## Instruction
Please work out how many lines in the material contain "ylabel" and give only that figure.

## The data
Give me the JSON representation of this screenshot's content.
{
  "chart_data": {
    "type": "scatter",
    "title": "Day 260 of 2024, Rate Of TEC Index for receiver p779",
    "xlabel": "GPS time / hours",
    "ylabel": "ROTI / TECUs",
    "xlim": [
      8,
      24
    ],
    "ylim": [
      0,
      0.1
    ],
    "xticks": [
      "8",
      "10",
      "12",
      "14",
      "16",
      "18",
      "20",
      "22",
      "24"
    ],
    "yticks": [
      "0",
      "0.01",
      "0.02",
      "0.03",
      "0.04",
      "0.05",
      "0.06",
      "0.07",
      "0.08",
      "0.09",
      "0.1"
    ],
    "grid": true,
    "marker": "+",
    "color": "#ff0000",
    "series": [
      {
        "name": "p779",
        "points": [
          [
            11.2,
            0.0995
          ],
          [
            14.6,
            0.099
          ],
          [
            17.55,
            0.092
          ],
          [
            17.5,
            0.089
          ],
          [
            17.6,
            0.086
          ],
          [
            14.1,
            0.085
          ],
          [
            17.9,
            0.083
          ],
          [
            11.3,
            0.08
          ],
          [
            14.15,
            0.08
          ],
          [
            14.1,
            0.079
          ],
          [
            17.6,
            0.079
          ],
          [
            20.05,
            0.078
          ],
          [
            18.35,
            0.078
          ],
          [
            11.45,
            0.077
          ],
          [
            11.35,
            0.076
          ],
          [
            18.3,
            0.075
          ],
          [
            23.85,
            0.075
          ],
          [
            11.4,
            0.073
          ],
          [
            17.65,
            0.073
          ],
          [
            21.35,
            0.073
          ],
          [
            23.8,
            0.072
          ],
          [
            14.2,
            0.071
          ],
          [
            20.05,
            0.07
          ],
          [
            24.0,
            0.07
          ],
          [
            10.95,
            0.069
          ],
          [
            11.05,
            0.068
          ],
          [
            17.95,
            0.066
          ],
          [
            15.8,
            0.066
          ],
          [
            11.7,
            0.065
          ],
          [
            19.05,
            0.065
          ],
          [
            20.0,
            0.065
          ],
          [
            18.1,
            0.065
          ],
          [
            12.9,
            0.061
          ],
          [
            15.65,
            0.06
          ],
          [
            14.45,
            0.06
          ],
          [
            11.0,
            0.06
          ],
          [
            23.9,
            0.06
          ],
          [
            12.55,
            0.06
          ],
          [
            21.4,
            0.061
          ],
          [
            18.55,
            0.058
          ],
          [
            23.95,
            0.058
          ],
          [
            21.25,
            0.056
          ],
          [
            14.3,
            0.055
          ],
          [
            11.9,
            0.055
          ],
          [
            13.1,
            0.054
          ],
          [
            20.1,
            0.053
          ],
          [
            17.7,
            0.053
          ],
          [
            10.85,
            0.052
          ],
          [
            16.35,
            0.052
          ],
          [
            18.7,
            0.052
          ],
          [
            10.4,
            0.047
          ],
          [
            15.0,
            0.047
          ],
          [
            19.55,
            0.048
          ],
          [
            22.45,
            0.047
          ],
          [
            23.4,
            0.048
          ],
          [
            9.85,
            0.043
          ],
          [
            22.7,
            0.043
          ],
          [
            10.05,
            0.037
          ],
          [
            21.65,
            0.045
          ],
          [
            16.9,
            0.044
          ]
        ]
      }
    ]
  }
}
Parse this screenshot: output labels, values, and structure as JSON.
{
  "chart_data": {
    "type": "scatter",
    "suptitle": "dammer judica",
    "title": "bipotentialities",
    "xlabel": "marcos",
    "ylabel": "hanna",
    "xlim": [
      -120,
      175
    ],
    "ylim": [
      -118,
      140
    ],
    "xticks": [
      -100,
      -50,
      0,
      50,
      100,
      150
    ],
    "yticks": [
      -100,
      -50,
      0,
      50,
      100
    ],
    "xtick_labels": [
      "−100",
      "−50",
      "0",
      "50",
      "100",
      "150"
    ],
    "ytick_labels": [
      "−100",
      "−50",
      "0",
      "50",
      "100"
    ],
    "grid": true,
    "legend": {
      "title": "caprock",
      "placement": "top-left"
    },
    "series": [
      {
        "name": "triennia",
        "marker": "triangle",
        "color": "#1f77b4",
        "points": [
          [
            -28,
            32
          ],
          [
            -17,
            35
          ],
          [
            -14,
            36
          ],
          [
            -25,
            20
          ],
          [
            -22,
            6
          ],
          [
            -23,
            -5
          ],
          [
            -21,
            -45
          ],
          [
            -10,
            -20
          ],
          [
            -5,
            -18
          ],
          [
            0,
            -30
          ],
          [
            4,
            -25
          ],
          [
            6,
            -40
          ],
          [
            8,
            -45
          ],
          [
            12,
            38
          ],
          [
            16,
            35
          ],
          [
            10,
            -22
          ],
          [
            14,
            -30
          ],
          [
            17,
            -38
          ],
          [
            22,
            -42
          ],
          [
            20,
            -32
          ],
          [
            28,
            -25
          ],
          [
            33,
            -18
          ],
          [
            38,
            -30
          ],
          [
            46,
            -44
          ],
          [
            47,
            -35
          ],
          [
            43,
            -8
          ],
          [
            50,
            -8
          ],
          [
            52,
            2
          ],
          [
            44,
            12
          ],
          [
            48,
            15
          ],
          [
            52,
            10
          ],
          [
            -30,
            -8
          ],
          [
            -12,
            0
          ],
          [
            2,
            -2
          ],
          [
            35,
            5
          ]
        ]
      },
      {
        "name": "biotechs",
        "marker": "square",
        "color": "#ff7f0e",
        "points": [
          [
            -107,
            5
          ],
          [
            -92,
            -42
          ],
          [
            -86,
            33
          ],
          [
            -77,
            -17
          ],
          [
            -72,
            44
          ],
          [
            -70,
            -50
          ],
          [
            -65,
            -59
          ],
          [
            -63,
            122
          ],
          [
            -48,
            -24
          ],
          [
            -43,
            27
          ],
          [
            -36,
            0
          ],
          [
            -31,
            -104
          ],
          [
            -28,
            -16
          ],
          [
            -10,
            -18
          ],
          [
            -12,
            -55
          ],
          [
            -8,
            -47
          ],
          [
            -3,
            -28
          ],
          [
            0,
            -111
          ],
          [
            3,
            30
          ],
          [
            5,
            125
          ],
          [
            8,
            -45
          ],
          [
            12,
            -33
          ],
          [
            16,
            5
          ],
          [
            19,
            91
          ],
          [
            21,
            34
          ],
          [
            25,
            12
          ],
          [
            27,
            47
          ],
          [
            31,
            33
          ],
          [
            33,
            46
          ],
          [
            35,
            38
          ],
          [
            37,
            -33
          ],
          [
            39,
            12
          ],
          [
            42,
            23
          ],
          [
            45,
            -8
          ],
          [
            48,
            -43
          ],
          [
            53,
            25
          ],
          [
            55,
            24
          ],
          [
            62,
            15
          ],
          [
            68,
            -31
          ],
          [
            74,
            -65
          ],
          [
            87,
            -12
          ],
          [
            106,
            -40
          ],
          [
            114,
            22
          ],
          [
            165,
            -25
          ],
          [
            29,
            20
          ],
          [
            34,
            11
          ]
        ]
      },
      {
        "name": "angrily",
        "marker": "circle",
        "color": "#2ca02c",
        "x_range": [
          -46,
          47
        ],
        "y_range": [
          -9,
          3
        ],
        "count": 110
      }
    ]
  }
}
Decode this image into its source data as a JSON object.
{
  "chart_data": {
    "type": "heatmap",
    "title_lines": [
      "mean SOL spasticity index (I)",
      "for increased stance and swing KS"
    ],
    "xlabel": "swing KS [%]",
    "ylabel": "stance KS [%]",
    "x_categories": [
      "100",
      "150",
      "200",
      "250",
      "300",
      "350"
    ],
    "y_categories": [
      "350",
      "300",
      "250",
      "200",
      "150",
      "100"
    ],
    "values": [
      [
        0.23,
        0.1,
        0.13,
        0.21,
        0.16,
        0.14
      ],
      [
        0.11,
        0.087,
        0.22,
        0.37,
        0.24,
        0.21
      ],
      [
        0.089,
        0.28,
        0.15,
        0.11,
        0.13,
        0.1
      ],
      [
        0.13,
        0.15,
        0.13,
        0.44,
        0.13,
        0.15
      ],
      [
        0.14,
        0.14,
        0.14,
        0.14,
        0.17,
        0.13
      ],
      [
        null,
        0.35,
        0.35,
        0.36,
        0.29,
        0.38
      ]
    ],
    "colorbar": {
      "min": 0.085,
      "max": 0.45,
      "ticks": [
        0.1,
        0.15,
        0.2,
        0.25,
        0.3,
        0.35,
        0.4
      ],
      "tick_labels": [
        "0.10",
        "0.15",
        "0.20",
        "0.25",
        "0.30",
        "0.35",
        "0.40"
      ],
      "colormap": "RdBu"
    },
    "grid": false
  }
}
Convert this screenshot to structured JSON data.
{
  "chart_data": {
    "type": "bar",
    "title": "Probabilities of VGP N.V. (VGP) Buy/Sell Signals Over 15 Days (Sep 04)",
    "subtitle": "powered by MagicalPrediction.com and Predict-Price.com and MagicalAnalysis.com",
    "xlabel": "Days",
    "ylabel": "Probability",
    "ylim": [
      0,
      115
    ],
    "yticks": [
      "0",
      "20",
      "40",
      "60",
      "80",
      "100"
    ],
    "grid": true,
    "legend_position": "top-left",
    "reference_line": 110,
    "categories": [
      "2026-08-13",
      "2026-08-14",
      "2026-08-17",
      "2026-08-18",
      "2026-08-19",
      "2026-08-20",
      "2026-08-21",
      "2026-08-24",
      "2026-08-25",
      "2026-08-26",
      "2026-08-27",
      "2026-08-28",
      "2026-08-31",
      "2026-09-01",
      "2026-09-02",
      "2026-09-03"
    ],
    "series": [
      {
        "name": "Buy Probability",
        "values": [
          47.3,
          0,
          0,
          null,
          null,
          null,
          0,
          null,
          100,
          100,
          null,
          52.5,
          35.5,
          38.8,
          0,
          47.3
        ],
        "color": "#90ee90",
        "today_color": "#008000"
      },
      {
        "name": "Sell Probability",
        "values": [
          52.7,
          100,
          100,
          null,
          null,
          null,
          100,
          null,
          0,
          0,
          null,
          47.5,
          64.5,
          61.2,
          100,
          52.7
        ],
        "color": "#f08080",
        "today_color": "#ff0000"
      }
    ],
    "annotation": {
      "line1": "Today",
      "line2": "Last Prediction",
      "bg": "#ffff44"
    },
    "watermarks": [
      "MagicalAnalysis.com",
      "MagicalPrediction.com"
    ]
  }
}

## Final answer
4